## TASK BRIEF
Each entry that follows is to be retyped exactly. Pictures do not belong in the copy.

Items from a figure collection

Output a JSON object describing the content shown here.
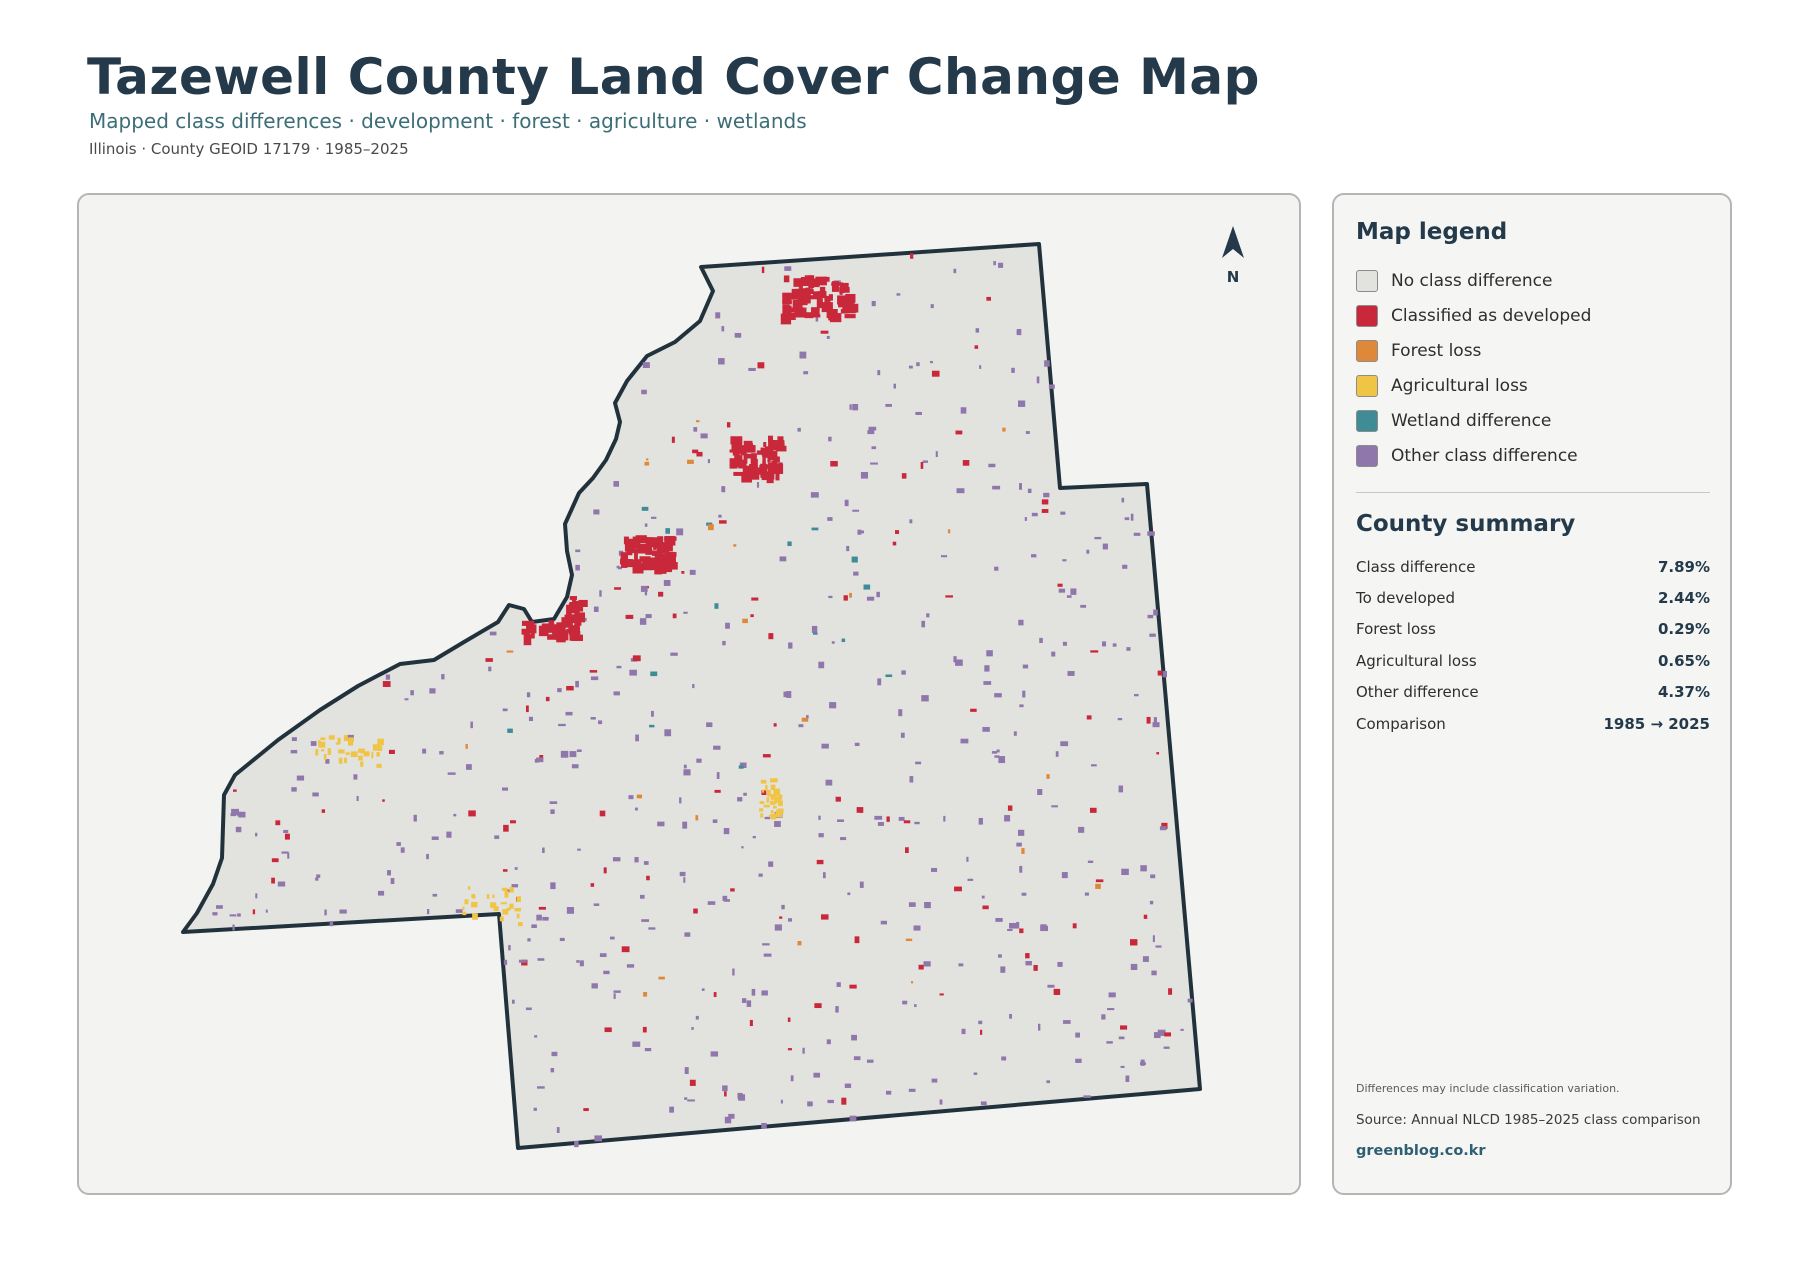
{
  "header": {
    "title": "Tazewell County Land Cover Change Map",
    "subtitle": "Mapped class differences · development · forest · agriculture · wetlands",
    "meta": "Illinois · County GEOID 17179 · 1985–2025"
  },
  "map": {
    "north_label": "N",
    "colors": {
      "panel_bg": "#f3f3f1",
      "county_fill": "#e2e2df",
      "county_outline": "#22323d",
      "developed": "#c8283a",
      "forest_loss": "#e0883a",
      "agricultural_loss": "#f0c545",
      "wetland": "#3f8c96",
      "other": "#9077ab"
    }
  },
  "legend": {
    "heading": "Map legend",
    "items": [
      {
        "label": "No class difference",
        "color": "#e2e2df"
      },
      {
        "label": "Classified as developed",
        "color": "#c8283a"
      },
      {
        "label": "Forest loss",
        "color": "#e0883a"
      },
      {
        "label": "Agricultural loss",
        "color": "#f0c545"
      },
      {
        "label": "Wetland difference",
        "color": "#3f8c96"
      },
      {
        "label": "Other class difference",
        "color": "#9077ab"
      }
    ]
  },
  "summary": {
    "heading": "County summary",
    "rows": [
      {
        "label": "Class difference",
        "value": "7.89%"
      },
      {
        "label": "To developed",
        "value": "2.44%"
      },
      {
        "label": "Forest loss",
        "value": "0.29%"
      },
      {
        "label": "Agricultural loss",
        "value": "0.65%"
      },
      {
        "label": "Other difference",
        "value": "4.37%"
      },
      {
        "label": "Comparison",
        "value": "1985 → 2025"
      }
    ]
  },
  "footer": {
    "note": "Differences may include classification variation.",
    "source": "Source: Annual NLCD 1985–2025 class comparison",
    "credit": "greenblog.co.kr"
  }
}
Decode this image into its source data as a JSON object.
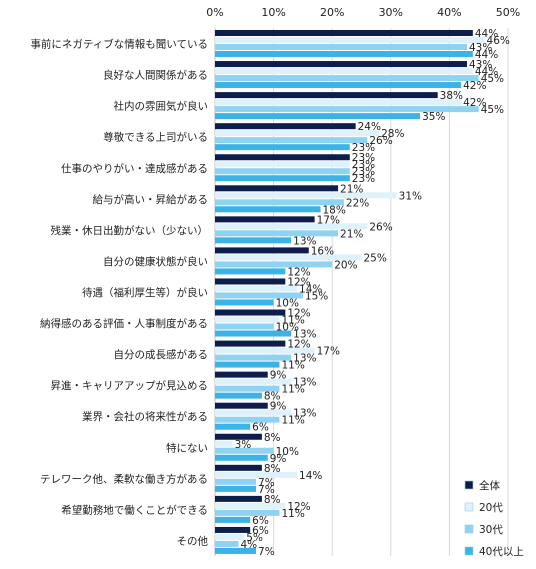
{
  "chart_data": {
    "type": "bar",
    "orientation": "horizontal",
    "title": "",
    "xlabel": "",
    "ylabel": "",
    "xlim": [
      0,
      50
    ],
    "ticks": [
      "0%",
      "10%",
      "20%",
      "30%",
      "40%",
      "50%"
    ],
    "tick_values": [
      0,
      10,
      20,
      30,
      40,
      50
    ],
    "grid": true,
    "legend_position": "bottom-right",
    "value_suffix": "%",
    "categories": [
      "事前にネガティブな情報も聞いている",
      "良好な人間関係がある",
      "社内の雰囲気が良い",
      "尊敬できる上司がいる",
      "仕事のやりがい・達成感がある",
      "給与が高い・昇給がある",
      "残業・休日出勤がない（少ない）",
      "自分の健康状態が良い",
      "待遇（福利厚生等）が良い",
      "納得感のある評価・人事制度がある",
      "自分の成長感がある",
      "昇進・キャリアアップが見込める",
      "業界・会社の将来性がある",
      "特にない",
      "テレワーク他、柔軟な働き方がある",
      "希望勤務地で働くことができる",
      "その他"
    ],
    "series": [
      {
        "name": "全体",
        "color": "#0d1e4c",
        "values": [
          44,
          43,
          38,
          24,
          23,
          21,
          17,
          16,
          12,
          12,
          12,
          9,
          9,
          8,
          8,
          8,
          6
        ]
      },
      {
        "name": "20代",
        "color": "#dff2fb",
        "values": [
          46,
          44,
          42,
          28,
          23,
          31,
          26,
          25,
          14,
          11,
          17,
          13,
          13,
          3,
          14,
          12,
          5
        ]
      },
      {
        "name": "30代",
        "color": "#8fd3f2",
        "values": [
          43,
          45,
          45,
          26,
          23,
          22,
          21,
          20,
          15,
          10,
          13,
          11,
          11,
          10,
          7,
          11,
          4
        ]
      },
      {
        "name": "40代以上",
        "color": "#3bb3e6",
        "values": [
          44,
          42,
          35,
          23,
          23,
          18,
          13,
          12,
          10,
          13,
          11,
          8,
          6,
          9,
          7,
          6,
          7
        ]
      }
    ]
  }
}
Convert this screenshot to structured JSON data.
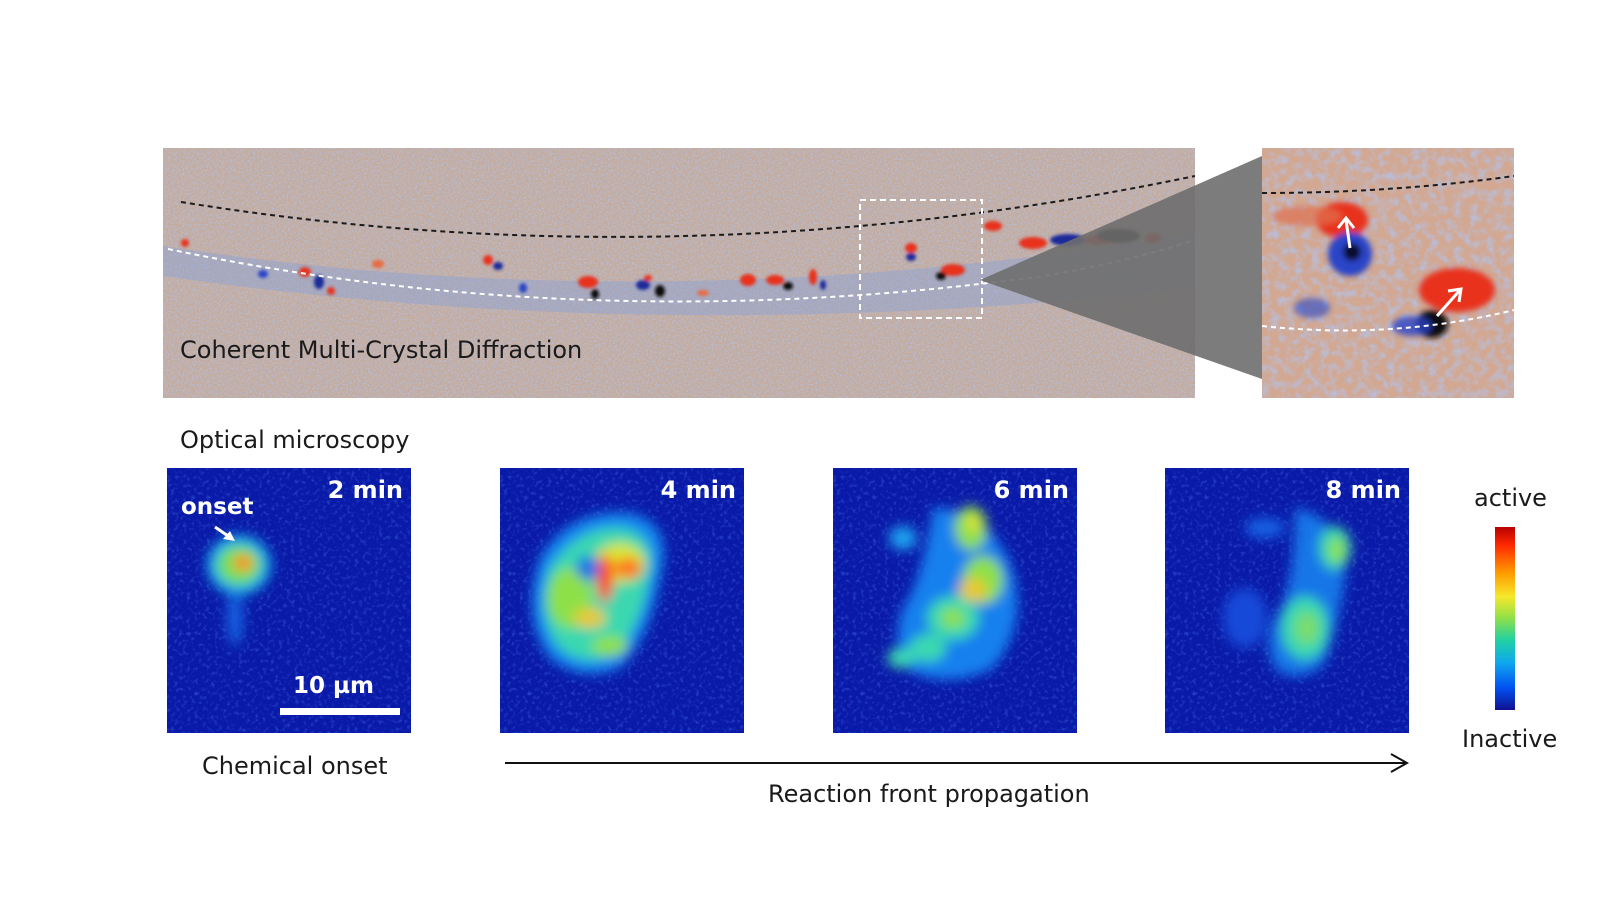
{
  "diffraction": {
    "label": "Coherent Multi-Crystal Diffraction",
    "colors": {
      "background": "#b9a9a0",
      "positive": "#e8321e",
      "negative": "#2a44c8",
      "guide_dark": "#222222",
      "guide_light": "#ffffff"
    }
  },
  "optical": {
    "label": "Optical microscopy",
    "frames": [
      {
        "time": "2 min",
        "extent": 0.25
      },
      {
        "time": "4 min",
        "extent": 1.0
      },
      {
        "time": "6 min",
        "extent": 0.8
      },
      {
        "time": "8 min",
        "extent": 0.55
      }
    ],
    "onset_label": "onset",
    "scale_bar_label": "10 µm",
    "caption_onset": "Chemical onset",
    "caption_propagation": "Reaction front propagation"
  },
  "colorbar": {
    "top_label": "active",
    "bottom_label": "Inactive"
  }
}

## WORKED ANSWER
Output a JSON object describing the content shown here.
{
  "header": {
    "title": "Tazewell County Land Cover Change Map",
    "subtitle": "Mapped class differences · development · forest · agriculture · wetlands",
    "meta": "Illinois · County GEOID 17179 · 1985–2025"
  },
  "map": {
    "north_label": "N",
    "colors": {
      "panel_bg": "#f3f3f1",
      "county_fill": "#e2e2df",
      "county_outline": "#22323d",
      "developed": "#c8283a",
      "forest_loss": "#e0883a",
      "agricultural_loss": "#f0c545",
      "wetland": "#3f8c96",
      "other": "#9077ab"
    }
  },
  "legend": {
    "heading": "Map legend",
    "items": [
      {
        "label": "No class difference",
        "color": "#e2e2df"
      },
      {
        "label": "Classified as developed",
        "color": "#c8283a"
      },
      {
        "label": "Forest loss",
        "color": "#e0883a"
      },
      {
        "label": "Agricultural loss",
        "color": "#f0c545"
      },
      {
        "label": "Wetland difference",
        "color": "#3f8c96"
      },
      {
        "label": "Other class difference",
        "color": "#9077ab"
      }
    ]
  },
  "summary": {
    "heading": "County summary",
    "rows": [
      {
        "label": "Class difference",
        "value": "7.89%"
      },
      {
        "label": "To developed",
        "value": "2.44%"
      },
      {
        "label": "Forest loss",
        "value": "0.29%"
      },
      {
        "label": "Agricultural loss",
        "value": "0.65%"
      },
      {
        "label": "Other difference",
        "value": "4.37%"
      },
      {
        "label": "Comparison",
        "value": "1985 → 2025"
      }
    ]
  },
  "footer": {
    "note": "Differences may include classification variation.",
    "source": "Source: Annual NLCD 1985–2025 class comparison",
    "credit": "greenblog.co.kr"
  }
}
Decode this image into its source data as a JSON object.
{
  "chart_data": {
    "type": "bar",
    "orientation": "horizontal",
    "title": "",
    "xlabel": "",
    "ylabel": "",
    "xlim": [
      0,
      50
    ],
    "ticks": [
      "0%",
      "10%",
      "20%",
      "30%",
      "40%",
      "50%"
    ],
    "tick_values": [
      0,
      10,
      20,
      30,
      40,
      50
    ],
    "grid": true,
    "legend_position": "bottom-right",
    "value_suffix": "%",
    "categories": [
      "事前にネガティブな情報も聞いている",
      "良好な人間関係がある",
      "社内の雰囲気が良い",
      "尊敬できる上司がいる",
      "仕事のやりがい・達成感がある",
      "給与が高い・昇給がある",
      "残業・休日出勤がない（少ない）",
      "自分の健康状態が良い",
      "待遇（福利厚生等）が良い",
      "納得感のある評価・人事制度がある",
      "自分の成長感がある",
      "昇進・キャリアアップが見込める",
      "業界・会社の将来性がある",
      "特にない",
      "テレワーク他、柔軟な働き方がある",
      "希望勤務地で働くことができる",
      "その他"
    ],
    "series": [
      {
        "name": "全体",
        "color": "#0d1e4c",
        "values": [
          44,
          43,
          38,
          24,
          23,
          21,
          17,
          16,
          12,
          12,
          12,
          9,
          9,
          8,
          8,
          8,
          6
        ]
      },
      {
        "name": "20代",
        "color": "#dff2fb",
        "values": [
          46,
          44,
          42,
          28,
          23,
          31,
          26,
          25,
          14,
          11,
          17,
          13,
          13,
          3,
          14,
          12,
          5
        ]
      },
      {
        "name": "30代",
        "color": "#8fd3f2",
        "values": [
          43,
          45,
          45,
          26,
          23,
          22,
          21,
          20,
          15,
          10,
          13,
          11,
          11,
          10,
          7,
          11,
          4
        ]
      },
      {
        "name": "40代以上",
        "color": "#3bb3e6",
        "values": [
          44,
          42,
          35,
          23,
          23,
          18,
          13,
          12,
          10,
          13,
          11,
          8,
          6,
          9,
          7,
          6,
          7
        ]
      }
    ]
  }
}
Convert this screenshot to structured JSON data.
{
  "diffraction": {
    "label": "Coherent Multi-Crystal Diffraction",
    "colors": {
      "background": "#b9a9a0",
      "positive": "#e8321e",
      "negative": "#2a44c8",
      "guide_dark": "#222222",
      "guide_light": "#ffffff"
    }
  },
  "optical": {
    "label": "Optical microscopy",
    "frames": [
      {
        "time": "2 min",
        "extent": 0.25
      },
      {
        "time": "4 min",
        "extent": 1.0
      },
      {
        "time": "6 min",
        "extent": 0.8
      },
      {
        "time": "8 min",
        "extent": 0.55
      }
    ],
    "onset_label": "onset",
    "scale_bar_label": "10 µm",
    "caption_onset": "Chemical onset",
    "caption_propagation": "Reaction front propagation"
  },
  "colorbar": {
    "top_label": "active",
    "bottom_label": "Inactive"
  }
}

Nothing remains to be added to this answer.